» WHAT THE TASK REQUIRES
Could you transcribe the material below exactly, without leaving out a single line?

Start of DATA LISTING

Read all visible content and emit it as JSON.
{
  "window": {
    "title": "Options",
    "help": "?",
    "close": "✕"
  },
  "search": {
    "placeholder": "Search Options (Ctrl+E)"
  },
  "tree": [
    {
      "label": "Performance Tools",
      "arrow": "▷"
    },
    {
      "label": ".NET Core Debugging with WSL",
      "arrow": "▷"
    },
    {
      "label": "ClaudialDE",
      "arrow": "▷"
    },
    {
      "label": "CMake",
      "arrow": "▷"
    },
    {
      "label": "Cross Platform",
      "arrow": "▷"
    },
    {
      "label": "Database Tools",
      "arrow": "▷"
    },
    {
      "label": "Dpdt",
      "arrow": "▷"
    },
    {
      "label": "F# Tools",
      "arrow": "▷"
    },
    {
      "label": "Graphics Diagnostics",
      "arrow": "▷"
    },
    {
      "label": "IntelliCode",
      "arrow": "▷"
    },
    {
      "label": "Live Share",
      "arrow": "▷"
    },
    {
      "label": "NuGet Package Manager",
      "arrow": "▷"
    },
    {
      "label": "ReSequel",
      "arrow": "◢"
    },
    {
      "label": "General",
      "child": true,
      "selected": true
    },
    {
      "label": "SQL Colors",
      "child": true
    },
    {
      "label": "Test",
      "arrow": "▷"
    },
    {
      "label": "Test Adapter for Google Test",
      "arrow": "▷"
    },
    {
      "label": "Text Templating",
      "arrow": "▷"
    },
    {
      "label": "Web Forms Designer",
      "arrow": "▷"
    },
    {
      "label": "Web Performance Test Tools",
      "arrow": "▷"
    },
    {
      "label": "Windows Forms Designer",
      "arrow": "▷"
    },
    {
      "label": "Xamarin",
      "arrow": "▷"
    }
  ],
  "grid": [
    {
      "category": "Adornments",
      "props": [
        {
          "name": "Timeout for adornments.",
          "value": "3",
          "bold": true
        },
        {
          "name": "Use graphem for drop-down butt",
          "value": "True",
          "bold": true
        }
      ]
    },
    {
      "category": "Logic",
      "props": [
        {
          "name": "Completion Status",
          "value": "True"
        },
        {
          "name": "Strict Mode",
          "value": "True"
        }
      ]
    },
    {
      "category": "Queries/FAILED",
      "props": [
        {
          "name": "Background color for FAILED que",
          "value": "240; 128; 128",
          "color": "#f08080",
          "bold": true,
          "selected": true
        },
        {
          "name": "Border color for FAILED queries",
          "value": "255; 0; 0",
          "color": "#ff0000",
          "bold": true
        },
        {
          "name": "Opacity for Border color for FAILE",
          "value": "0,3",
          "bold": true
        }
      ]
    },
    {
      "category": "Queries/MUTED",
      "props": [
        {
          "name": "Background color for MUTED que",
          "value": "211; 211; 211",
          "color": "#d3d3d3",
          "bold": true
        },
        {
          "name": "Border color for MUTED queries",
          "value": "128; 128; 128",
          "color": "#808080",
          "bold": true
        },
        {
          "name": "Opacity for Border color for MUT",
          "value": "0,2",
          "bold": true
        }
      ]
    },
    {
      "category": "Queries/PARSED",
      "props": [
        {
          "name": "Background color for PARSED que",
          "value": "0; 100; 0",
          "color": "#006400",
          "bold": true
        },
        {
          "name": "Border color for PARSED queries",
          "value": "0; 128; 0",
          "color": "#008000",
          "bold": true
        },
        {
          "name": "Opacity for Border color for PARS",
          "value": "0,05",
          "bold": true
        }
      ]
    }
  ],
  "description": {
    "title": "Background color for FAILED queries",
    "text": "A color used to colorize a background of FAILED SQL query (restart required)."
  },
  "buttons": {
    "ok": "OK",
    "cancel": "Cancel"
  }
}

End of DATA LISTING

» RESPONSE BELOW
Read all visible content and emit it as JSON.
{
  "window": {
    "title": "Options",
    "help": "?",
    "close": "✕"
  },
  "search": {
    "placeholder": "Search Options (Ctrl+E)"
  },
  "tree": [
    {
      "label": "Performance Tools",
      "arrow": "▷"
    },
    {
      "label": ".NET Core Debugging with WSL",
      "arrow": "▷"
    },
    {
      "label": "ClaudialDE",
      "arrow": "▷"
    },
    {
      "label": "CMake",
      "arrow": "▷"
    },
    {
      "label": "Cross Platform",
      "arrow": "▷"
    },
    {
      "label": "Database Tools",
      "arrow": "▷"
    },
    {
      "label": "Dpdt",
      "arrow": "▷"
    },
    {
      "label": "F# Tools",
      "arrow": "▷"
    },
    {
      "label": "Graphics Diagnostics",
      "arrow": "▷"
    },
    {
      "label": "IntelliCode",
      "arrow": "▷"
    },
    {
      "label": "Live Share",
      "arrow": "▷"
    },
    {
      "label": "NuGet Package Manager",
      "arrow": "▷"
    },
    {
      "label": "ReSequel",
      "arrow": "◢"
    },
    {
      "label": "General",
      "child": true,
      "selected": true
    },
    {
      "label": "SQL Colors",
      "child": true
    },
    {
      "label": "Test",
      "arrow": "▷"
    },
    {
      "label": "Test Adapter for Google Test",
      "arrow": "▷"
    },
    {
      "label": "Text Templating",
      "arrow": "▷"
    },
    {
      "label": "Web Forms Designer",
      "arrow": "▷"
    },
    {
      "label": "Web Performance Test Tools",
      "arrow": "▷"
    },
    {
      "label": "Windows Forms Designer",
      "arrow": "▷"
    },
    {
      "label": "Xamarin",
      "arrow": "▷"
    }
  ],
  "grid": [
    {
      "category": "Adornments",
      "props": [
        {
          "name": "Timeout for adornments.",
          "value": "3",
          "bold": true
        },
        {
          "name": "Use graphem for drop-down butt",
          "value": "True",
          "bold": true
        }
      ]
    },
    {
      "category": "Logic",
      "props": [
        {
          "name": "Completion Status",
          "value": "True"
        },
        {
          "name": "Strict Mode",
          "value": "True"
        }
      ]
    },
    {
      "category": "Queries/FAILED",
      "props": [
        {
          "name": "Background color for FAILED que",
          "value": "240; 128; 128",
          "color": "#f08080",
          "bold": true,
          "selected": true
        },
        {
          "name": "Border color for FAILED queries",
          "value": "255; 0; 0",
          "color": "#ff0000",
          "bold": true
        },
        {
          "name": "Opacity for Border color for FAILE",
          "value": "0,3",
          "bold": true
        }
      ]
    },
    {
      "category": "Queries/MUTED",
      "props": [
        {
          "name": "Background color for MUTED que",
          "value": "211; 211; 211",
          "color": "#d3d3d3",
          "bold": true
        },
        {
          "name": "Border color for MUTED queries",
          "value": "128; 128; 128",
          "color": "#808080",
          "bold": true
        },
        {
          "name": "Opacity for Border color for MUT",
          "value": "0,2",
          "bold": true
        }
      ]
    },
    {
      "category": "Queries/PARSED",
      "props": [
        {
          "name": "Background color for PARSED que",
          "value": "0; 100; 0",
          "color": "#006400",
          "bold": true
        },
        {
          "name": "Border color for PARSED queries",
          "value": "0; 128; 0",
          "color": "#008000",
          "bold": true
        },
        {
          "name": "Opacity for Border color for PARS",
          "value": "0,05",
          "bold": true
        }
      ]
    }
  ],
  "description": {
    "title": "Background color for FAILED queries",
    "text": "A color used to colorize a background of FAILED SQL query (restart required)."
  },
  "buttons": {
    "ok": "OK",
    "cancel": "Cancel"
  }
}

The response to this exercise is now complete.